- _Directive_: Copy the entries from the start through the line containing "431, 578, 443]", inclusive, replacing "month-label" with "month-name" and leaving everything else the same.

start

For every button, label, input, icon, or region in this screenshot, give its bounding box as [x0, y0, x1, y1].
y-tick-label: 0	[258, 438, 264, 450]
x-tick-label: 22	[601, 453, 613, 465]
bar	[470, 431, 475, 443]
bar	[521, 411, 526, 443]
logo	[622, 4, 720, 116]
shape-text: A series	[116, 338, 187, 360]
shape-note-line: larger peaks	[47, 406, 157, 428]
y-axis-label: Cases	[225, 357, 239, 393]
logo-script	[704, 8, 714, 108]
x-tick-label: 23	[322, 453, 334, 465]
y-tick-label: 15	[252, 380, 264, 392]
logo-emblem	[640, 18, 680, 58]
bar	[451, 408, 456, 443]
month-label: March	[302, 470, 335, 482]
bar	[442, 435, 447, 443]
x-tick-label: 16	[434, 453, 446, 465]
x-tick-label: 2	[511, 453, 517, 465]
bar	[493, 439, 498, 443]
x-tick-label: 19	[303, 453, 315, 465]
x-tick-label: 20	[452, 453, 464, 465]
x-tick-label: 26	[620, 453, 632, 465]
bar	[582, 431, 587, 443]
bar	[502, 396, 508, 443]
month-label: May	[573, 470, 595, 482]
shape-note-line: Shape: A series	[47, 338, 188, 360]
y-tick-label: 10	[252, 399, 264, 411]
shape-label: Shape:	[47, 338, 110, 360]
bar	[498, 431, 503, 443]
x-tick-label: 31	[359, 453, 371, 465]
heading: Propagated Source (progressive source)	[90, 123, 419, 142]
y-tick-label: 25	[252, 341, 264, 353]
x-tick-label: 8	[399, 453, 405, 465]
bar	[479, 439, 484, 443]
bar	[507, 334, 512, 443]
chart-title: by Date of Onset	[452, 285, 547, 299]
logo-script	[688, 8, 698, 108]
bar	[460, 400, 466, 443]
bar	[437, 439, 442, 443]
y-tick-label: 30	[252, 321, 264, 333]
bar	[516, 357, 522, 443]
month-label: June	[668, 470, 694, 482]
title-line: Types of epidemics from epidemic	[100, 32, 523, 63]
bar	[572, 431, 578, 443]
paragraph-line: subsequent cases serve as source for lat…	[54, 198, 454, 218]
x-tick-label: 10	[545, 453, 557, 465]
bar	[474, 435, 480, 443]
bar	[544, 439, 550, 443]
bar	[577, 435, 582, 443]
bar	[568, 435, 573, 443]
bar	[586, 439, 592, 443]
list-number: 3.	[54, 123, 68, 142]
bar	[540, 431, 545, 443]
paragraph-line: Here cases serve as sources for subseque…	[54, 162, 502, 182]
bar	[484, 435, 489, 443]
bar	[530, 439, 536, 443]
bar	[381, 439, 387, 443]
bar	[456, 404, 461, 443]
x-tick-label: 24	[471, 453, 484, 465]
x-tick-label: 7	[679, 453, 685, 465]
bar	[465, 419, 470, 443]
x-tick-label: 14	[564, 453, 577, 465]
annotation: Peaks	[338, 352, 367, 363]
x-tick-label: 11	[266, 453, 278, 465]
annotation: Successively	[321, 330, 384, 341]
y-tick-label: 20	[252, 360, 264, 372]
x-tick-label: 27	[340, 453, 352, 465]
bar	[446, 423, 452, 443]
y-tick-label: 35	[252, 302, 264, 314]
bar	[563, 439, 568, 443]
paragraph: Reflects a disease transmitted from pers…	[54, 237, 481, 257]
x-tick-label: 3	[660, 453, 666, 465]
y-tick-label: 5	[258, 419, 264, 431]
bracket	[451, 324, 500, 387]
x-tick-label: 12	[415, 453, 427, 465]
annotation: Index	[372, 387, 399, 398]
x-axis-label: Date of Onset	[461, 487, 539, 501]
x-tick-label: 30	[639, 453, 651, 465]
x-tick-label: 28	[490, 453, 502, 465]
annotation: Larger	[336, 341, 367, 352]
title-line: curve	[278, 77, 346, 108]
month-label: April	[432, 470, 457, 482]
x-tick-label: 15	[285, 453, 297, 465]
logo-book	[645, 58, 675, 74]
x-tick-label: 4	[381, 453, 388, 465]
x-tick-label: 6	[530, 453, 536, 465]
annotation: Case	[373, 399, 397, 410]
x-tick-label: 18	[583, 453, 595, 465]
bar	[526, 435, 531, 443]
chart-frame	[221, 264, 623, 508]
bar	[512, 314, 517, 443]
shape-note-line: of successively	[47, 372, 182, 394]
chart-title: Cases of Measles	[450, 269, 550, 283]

end

- _Response to the task_:
For every button, label, input, icon, or region in this screenshot, give its bounding box as [x0, y0, x1, y1].
y-tick-label: 0	[258, 438, 264, 450]
x-tick-label: 22	[601, 453, 613, 465]
bar	[470, 431, 475, 443]
bar	[521, 411, 526, 443]
logo	[622, 4, 720, 116]
shape-text: A series	[116, 338, 187, 360]
shape-note-line: larger peaks	[47, 406, 157, 428]
y-axis-label: Cases	[225, 357, 239, 393]
logo-script	[704, 8, 714, 108]
x-tick-label: 23	[322, 453, 334, 465]
y-tick-label: 15	[252, 380, 264, 392]
logo-emblem	[640, 18, 680, 58]
bar	[451, 408, 456, 443]
month-name: March	[302, 470, 335, 482]
bar	[442, 435, 447, 443]
x-tick-label: 16	[434, 453, 446, 465]
x-tick-label: 2	[511, 453, 517, 465]
bar	[493, 439, 498, 443]
x-tick-label: 19	[303, 453, 315, 465]
x-tick-label: 20	[452, 453, 464, 465]
x-tick-label: 26	[620, 453, 632, 465]
bar	[582, 431, 587, 443]
bar	[502, 396, 508, 443]
month-name: May	[573, 470, 595, 482]
shape-note-line: Shape: A series	[47, 338, 188, 360]
y-tick-label: 10	[252, 399, 264, 411]
shape-label: Shape:	[47, 338, 110, 360]
bar	[498, 431, 503, 443]
x-tick-label: 31	[359, 453, 371, 465]
heading: Propagated Source (progressive source)	[90, 123, 419, 142]
y-tick-label: 25	[252, 341, 264, 353]
x-tick-label: 8	[399, 453, 405, 465]
bar	[479, 439, 484, 443]
bar	[507, 334, 512, 443]
chart-title: by Date of Onset	[452, 285, 547, 299]
logo-script	[688, 8, 698, 108]
bar	[460, 400, 466, 443]
bar	[437, 439, 442, 443]
y-tick-label: 30	[252, 321, 264, 333]
bar	[516, 357, 522, 443]
month-name: June	[668, 470, 694, 482]
title-line: Types of epidemics from epidemic	[100, 32, 523, 63]
bar	[572, 431, 578, 443]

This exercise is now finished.